Work instructions:
Render the material from the line with "value-cell [481, 338, 566, 369]" to the line with "rental-line: *# of item limited [484, 1031, 562, 1041]", including both ends, as a Markdown table with the columns Row and Line. Number each line and omit blank lines.

— start Given data —

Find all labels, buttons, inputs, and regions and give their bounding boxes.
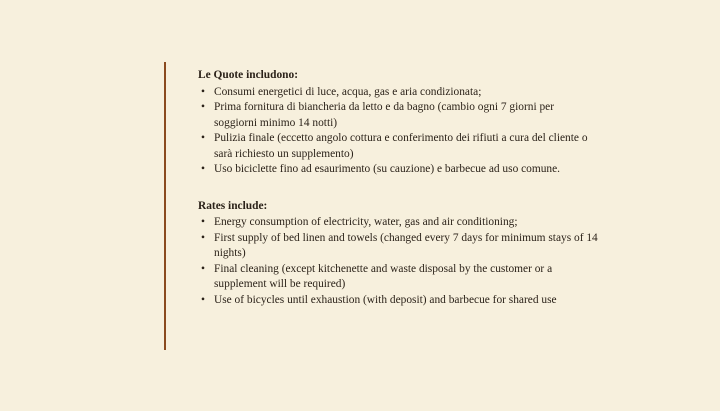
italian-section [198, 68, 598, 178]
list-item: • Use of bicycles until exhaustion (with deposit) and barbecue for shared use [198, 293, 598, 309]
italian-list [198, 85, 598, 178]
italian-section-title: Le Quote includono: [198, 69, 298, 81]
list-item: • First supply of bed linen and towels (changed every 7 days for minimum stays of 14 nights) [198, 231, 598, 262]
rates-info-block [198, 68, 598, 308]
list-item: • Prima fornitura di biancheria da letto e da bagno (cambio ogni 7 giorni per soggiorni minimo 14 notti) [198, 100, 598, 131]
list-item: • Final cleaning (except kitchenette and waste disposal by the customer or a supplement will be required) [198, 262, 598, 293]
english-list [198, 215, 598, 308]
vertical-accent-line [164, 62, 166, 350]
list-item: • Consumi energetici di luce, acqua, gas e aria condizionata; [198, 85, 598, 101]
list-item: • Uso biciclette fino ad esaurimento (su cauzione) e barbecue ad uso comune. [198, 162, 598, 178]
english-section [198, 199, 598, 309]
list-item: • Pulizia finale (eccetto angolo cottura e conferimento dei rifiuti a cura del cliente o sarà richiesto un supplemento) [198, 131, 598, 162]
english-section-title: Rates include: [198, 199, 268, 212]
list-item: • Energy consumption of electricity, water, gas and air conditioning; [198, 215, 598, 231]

— end Given data —
— start Given data —

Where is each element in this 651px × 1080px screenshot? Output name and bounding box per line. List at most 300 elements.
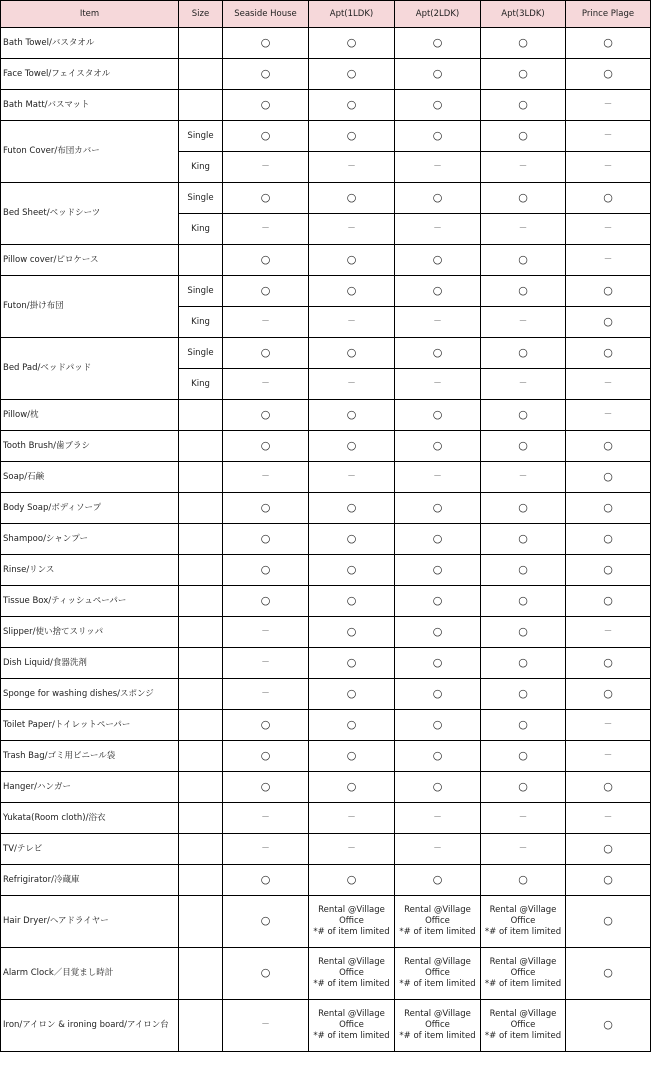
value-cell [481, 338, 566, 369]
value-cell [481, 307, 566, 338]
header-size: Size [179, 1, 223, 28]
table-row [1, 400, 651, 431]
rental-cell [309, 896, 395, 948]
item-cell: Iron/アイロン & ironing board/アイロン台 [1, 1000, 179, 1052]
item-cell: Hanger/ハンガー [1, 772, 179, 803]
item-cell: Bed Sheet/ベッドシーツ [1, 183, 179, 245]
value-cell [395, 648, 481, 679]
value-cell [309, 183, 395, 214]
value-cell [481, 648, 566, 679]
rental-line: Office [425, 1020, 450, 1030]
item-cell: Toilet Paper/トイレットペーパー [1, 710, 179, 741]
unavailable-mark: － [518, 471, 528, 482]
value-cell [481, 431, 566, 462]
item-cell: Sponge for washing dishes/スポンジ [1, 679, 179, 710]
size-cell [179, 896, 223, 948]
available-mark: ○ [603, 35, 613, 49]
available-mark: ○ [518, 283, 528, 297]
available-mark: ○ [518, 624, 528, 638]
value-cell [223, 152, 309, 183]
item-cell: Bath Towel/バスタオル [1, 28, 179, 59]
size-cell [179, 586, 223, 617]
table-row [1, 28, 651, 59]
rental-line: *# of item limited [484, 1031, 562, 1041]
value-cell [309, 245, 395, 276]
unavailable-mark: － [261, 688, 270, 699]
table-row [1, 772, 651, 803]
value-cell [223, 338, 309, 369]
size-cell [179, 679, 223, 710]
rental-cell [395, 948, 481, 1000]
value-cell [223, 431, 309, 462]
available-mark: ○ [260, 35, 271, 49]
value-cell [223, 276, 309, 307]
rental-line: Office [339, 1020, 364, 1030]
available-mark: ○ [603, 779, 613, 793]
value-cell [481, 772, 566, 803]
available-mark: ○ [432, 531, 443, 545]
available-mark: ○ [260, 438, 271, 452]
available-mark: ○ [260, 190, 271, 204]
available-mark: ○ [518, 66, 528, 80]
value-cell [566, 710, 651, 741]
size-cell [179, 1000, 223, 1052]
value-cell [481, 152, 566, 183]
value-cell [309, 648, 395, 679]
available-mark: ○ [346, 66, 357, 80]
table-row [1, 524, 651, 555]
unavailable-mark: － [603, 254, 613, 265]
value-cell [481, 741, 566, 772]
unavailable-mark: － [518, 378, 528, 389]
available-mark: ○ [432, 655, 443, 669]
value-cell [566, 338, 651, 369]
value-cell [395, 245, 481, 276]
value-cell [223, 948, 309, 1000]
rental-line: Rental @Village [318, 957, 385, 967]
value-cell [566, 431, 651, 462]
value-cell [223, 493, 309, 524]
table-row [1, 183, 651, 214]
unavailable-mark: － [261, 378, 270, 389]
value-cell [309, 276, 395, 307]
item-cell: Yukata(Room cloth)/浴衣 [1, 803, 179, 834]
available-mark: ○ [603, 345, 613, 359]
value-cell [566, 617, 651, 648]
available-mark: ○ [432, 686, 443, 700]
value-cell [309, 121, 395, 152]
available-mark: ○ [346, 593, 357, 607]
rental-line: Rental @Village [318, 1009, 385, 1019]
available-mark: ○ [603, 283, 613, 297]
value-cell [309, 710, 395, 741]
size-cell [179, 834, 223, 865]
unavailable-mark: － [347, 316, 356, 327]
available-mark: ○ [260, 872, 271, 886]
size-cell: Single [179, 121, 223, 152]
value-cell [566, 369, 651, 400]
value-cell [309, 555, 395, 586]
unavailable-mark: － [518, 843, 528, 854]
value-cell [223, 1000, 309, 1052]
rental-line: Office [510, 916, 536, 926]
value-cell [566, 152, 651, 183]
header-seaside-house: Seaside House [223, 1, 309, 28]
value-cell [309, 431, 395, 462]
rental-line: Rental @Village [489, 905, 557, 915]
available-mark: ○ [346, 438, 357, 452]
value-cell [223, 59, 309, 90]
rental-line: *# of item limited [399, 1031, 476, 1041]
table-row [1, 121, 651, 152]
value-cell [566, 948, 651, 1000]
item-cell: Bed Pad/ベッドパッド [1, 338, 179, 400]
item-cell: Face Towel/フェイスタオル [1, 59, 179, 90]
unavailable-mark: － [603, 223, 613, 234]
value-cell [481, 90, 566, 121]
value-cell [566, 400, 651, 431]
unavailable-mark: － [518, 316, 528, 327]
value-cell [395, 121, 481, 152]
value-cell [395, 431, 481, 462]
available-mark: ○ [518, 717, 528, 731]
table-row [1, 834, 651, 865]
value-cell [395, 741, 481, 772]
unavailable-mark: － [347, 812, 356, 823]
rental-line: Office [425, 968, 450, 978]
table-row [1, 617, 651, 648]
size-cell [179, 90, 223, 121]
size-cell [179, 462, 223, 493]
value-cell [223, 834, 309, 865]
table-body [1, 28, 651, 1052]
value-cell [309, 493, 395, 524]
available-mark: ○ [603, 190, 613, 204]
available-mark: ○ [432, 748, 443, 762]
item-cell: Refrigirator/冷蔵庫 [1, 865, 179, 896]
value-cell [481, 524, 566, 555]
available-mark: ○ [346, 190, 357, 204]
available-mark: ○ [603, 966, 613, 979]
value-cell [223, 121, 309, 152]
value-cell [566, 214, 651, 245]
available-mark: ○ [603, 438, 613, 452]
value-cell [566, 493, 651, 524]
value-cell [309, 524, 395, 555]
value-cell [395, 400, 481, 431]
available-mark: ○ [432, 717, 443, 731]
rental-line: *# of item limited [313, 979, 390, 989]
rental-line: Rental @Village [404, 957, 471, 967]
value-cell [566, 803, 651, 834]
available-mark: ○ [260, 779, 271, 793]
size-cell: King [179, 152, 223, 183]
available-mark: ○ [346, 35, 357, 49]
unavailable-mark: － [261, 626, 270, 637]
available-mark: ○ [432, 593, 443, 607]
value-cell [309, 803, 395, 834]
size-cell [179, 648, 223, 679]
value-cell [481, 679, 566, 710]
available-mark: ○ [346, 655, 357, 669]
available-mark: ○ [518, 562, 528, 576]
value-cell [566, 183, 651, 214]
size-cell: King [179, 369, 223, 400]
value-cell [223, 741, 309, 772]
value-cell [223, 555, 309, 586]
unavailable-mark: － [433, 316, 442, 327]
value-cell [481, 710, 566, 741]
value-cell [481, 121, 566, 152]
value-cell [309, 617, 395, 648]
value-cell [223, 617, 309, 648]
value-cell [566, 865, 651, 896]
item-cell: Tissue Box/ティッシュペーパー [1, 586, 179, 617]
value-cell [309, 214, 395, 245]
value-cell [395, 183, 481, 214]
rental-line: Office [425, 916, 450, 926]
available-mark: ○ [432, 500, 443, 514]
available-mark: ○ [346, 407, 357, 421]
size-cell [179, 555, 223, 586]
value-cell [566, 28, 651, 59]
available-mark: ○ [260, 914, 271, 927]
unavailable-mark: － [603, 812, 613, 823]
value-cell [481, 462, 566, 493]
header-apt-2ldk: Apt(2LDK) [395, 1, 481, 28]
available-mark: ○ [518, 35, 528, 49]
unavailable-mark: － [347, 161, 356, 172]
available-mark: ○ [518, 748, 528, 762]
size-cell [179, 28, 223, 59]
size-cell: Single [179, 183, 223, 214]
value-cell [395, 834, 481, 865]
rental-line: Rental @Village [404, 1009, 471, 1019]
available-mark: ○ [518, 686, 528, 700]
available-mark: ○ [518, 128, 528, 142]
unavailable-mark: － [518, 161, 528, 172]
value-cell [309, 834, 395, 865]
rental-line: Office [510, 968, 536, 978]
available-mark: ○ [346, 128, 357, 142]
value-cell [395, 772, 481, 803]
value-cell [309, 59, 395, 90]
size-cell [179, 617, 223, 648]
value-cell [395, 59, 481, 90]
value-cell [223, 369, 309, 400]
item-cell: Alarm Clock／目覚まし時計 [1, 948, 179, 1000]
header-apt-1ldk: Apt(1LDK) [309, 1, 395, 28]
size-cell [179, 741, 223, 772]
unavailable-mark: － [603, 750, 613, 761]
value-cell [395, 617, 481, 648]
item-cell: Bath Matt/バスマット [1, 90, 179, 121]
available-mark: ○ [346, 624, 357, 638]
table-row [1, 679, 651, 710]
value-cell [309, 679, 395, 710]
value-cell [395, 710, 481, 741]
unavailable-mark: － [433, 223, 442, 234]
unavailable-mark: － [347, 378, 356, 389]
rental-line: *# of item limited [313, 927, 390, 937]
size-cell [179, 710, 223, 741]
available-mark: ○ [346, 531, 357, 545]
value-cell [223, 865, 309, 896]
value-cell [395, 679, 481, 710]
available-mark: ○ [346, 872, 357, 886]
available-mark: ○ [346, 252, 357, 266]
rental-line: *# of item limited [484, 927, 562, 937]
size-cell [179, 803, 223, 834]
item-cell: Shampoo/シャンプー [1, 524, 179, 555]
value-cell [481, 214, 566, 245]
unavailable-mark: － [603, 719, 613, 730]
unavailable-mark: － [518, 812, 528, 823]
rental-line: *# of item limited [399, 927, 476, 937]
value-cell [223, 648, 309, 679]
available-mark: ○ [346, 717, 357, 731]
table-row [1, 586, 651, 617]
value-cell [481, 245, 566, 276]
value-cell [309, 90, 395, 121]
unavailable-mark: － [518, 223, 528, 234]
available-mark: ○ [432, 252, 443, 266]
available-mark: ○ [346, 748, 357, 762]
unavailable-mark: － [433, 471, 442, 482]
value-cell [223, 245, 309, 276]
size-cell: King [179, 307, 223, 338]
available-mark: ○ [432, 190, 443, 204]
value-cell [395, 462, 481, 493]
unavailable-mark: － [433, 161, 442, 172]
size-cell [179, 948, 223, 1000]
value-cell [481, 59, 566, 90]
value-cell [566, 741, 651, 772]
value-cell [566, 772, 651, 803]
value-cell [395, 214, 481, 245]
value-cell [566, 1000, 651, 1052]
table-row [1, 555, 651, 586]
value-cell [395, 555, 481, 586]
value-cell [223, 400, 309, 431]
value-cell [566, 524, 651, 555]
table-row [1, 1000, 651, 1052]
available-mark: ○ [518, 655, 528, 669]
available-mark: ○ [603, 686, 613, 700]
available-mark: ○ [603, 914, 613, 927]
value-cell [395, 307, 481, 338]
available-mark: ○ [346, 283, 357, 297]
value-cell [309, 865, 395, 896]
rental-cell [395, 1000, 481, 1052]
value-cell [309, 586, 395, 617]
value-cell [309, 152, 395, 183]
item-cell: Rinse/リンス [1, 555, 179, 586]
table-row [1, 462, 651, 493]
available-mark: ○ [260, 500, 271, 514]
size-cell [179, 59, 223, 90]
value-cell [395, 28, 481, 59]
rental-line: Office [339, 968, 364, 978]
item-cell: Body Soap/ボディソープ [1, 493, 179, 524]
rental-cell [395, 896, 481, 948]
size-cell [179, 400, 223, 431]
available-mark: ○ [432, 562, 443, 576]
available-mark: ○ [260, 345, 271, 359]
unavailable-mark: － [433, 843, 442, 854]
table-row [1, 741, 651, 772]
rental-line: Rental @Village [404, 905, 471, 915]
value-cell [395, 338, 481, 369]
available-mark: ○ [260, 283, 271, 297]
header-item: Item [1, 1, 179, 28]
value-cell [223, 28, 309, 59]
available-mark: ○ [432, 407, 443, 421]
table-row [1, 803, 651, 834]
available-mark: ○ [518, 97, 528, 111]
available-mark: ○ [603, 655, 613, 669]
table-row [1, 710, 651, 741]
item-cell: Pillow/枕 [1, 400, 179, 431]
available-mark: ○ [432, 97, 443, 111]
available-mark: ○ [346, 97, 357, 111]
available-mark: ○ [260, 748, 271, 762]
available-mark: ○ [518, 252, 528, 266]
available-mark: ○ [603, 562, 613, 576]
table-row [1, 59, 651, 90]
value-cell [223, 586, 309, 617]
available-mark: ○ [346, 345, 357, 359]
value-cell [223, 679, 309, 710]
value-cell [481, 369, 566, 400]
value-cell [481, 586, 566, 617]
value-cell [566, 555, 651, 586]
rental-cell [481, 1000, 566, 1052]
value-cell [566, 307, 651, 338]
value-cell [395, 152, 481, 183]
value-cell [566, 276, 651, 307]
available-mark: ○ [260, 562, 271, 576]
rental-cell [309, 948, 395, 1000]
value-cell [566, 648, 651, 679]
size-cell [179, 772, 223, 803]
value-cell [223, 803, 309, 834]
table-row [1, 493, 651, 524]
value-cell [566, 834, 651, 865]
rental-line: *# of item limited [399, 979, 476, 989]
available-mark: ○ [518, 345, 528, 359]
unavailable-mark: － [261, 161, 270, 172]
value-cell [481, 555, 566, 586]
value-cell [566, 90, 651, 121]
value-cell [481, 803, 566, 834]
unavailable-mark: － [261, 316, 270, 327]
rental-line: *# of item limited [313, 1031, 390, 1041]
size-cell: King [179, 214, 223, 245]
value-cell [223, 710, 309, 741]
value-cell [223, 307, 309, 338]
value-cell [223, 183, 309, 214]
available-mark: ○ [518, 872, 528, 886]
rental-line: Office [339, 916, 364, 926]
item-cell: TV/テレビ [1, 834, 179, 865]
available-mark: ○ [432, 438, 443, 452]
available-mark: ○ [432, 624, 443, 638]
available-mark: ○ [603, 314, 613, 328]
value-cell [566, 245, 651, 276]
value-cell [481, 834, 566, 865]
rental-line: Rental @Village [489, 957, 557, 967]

— end Given data —

Solution below:
| Row | Line |
|---|---|
| 1 | value-cell [481, 338, 566, 369] |
| 2 | value-cell [481, 307, 566, 338] |
| 3 | header-size: Size [179, 1, 223, 28] |
| 4 | table-row [1, 400, 651, 431] |
| 5 | rental-cell [309, 896, 395, 948] |
| 6 | item-cell: Iron/アイロン & ironing board/アイロン台 [1, 1000, 179, 1052] |
| 7 | item-cell: Hanger/ハンガー [1, 772, 179, 803] |
| 8 | item-cell: Bed Sheet/ベッドシーツ [1, 183, 179, 245] |
| 9 | value-cell [395, 648, 481, 679] |
| 10 | value-cell [309, 183, 395, 214] |
| 11 | value-cell [481, 648, 566, 679] |
| 12 | rental-line: Office [425, 1020, 450, 1030] |
| 13 | item-cell: Toilet Paper/トイレットペーパー [1, 710, 179, 741] |
| 14 | unavailable-mark: － [518, 471, 528, 482] |
| 15 | value-cell [481, 431, 566, 462] |
| 16 | item-cell: Sponge for washing dishes/スポンジ [1, 679, 179, 710] |
| 17 | size-cell [179, 896, 223, 948] |
| 18 | available-mark: ○ [603, 35, 613, 49] |
| 19 | available-mark: ○ [518, 283, 528, 297] |
| 20 | available-mark: ○ [518, 624, 528, 638] |
| 21 | value-cell [223, 152, 309, 183] |
| 22 | item-cell: Bath Towel/バスタオル [1, 28, 179, 59] |
| 23 | size-cell [179, 586, 223, 617] |
| 24 | table-row [1, 28, 651, 59] |
| 25 | rental-line: *# of item limited [484, 1031, 562, 1041] |